* _Exercise directions_
Each line containing the word "Year" should be found and copied.

(Figure record listings)
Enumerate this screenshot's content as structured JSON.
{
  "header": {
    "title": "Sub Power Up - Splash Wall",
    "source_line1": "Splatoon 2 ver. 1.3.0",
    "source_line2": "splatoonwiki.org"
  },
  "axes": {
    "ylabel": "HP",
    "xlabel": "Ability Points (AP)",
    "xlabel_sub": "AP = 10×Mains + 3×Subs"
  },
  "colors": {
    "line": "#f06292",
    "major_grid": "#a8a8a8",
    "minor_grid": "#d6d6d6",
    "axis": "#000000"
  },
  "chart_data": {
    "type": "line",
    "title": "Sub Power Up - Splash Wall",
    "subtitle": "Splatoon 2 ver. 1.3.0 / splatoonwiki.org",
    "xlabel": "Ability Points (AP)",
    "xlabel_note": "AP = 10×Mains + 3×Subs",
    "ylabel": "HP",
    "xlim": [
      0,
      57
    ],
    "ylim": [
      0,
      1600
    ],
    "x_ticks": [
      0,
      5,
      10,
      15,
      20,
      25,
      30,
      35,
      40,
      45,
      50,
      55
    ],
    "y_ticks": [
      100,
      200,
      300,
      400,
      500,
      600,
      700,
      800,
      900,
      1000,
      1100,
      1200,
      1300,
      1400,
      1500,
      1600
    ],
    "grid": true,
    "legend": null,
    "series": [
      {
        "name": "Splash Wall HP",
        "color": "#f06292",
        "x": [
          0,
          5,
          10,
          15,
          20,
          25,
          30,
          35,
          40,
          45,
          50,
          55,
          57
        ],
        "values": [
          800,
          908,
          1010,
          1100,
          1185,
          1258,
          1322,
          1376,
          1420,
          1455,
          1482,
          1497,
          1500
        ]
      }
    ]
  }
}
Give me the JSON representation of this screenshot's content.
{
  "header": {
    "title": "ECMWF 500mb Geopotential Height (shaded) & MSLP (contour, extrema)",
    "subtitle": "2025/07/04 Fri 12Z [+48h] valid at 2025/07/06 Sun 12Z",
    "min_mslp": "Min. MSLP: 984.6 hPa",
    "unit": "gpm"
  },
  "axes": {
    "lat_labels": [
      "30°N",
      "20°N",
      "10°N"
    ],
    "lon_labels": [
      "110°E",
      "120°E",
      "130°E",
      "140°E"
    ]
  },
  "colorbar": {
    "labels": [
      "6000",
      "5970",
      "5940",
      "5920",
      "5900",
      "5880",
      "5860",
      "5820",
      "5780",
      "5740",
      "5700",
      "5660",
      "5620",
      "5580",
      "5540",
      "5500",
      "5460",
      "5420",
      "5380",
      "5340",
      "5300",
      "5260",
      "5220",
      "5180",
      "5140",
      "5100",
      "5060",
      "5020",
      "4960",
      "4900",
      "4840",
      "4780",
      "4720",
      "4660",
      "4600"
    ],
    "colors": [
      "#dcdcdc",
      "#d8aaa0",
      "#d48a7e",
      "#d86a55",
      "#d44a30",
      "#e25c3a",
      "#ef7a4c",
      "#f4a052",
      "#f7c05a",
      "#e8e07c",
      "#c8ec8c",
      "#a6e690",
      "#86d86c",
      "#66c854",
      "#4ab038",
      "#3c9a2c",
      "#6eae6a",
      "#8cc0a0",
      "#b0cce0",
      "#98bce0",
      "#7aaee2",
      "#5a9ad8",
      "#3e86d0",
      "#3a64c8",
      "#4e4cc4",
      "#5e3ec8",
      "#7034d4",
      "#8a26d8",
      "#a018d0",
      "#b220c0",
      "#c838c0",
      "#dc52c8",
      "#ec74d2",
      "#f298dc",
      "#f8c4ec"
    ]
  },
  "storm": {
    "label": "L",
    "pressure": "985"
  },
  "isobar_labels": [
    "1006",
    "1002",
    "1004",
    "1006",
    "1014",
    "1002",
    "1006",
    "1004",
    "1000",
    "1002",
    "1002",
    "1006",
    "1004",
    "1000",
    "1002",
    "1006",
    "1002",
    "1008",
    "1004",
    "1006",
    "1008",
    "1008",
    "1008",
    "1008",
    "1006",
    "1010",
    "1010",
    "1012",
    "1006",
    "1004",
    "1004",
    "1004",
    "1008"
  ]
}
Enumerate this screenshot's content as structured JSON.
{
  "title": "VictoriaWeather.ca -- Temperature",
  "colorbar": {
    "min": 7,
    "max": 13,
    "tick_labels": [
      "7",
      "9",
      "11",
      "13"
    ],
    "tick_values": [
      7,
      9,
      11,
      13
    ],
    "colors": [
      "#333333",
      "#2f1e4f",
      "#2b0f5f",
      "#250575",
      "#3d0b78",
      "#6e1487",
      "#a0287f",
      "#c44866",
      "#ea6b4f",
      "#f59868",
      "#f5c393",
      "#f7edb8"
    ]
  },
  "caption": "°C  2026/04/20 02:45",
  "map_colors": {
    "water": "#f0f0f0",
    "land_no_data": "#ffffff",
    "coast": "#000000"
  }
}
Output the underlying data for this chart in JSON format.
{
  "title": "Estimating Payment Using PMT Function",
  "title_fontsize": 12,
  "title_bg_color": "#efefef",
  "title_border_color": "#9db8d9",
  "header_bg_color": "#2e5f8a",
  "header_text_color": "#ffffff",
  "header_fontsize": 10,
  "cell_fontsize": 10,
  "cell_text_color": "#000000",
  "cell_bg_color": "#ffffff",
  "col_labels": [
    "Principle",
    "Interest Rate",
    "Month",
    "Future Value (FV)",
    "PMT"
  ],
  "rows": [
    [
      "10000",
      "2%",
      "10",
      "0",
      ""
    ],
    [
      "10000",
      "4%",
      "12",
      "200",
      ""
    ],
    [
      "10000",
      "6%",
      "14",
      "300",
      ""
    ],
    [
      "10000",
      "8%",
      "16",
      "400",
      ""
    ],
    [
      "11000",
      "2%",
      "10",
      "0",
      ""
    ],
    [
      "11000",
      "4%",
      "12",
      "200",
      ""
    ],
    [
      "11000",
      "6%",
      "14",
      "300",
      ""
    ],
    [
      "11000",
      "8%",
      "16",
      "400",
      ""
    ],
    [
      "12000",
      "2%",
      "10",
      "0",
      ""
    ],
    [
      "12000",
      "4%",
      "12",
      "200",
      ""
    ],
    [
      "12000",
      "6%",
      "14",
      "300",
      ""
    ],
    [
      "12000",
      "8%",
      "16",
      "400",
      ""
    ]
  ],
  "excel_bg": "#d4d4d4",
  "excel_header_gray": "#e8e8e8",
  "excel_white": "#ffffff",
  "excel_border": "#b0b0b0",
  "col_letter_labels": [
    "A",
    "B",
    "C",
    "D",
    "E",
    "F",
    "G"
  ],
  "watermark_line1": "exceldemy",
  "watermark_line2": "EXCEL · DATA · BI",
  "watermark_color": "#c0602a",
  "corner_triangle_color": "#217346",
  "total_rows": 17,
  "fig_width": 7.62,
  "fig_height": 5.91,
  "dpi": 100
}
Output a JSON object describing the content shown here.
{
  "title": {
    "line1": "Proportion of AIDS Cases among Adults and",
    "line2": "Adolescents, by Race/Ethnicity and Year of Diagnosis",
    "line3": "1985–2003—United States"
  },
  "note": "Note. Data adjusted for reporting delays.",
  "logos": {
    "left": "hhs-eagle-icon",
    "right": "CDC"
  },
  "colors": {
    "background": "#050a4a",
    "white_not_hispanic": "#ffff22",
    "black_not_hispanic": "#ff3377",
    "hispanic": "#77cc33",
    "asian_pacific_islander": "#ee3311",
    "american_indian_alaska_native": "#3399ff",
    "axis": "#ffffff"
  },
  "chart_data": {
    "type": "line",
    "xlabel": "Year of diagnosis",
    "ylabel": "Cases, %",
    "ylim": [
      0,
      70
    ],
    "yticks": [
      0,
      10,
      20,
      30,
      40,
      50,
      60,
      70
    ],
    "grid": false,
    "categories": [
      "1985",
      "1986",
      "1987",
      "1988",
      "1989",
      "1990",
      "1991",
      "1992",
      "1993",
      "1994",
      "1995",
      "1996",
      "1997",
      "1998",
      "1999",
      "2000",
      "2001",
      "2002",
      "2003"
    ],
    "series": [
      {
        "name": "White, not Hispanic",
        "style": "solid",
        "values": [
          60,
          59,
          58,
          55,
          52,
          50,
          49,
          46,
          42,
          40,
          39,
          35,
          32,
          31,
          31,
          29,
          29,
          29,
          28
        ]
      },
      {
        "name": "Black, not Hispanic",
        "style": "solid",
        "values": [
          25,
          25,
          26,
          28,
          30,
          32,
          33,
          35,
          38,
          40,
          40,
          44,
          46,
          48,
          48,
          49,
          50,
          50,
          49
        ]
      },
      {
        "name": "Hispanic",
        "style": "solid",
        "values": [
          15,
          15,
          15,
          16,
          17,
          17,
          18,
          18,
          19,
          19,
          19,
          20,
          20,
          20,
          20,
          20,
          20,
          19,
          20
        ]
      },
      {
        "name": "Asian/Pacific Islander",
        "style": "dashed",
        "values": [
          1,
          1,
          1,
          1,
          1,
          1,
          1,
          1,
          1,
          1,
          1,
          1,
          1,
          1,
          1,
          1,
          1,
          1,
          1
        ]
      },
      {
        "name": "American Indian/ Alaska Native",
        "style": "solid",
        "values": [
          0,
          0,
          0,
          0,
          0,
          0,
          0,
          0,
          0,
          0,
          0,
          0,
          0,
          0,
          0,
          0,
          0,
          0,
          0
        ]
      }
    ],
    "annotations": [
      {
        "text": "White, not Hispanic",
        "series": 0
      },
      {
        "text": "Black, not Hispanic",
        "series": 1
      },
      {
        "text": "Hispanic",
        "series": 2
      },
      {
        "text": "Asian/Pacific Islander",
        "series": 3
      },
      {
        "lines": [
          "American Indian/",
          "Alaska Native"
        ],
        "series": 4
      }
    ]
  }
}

* _Exercise response_
    "line2": "Adolescents, by Race/Ethnicity and Year of Diagnosis",
    "xlabel": "Year of diagnosis",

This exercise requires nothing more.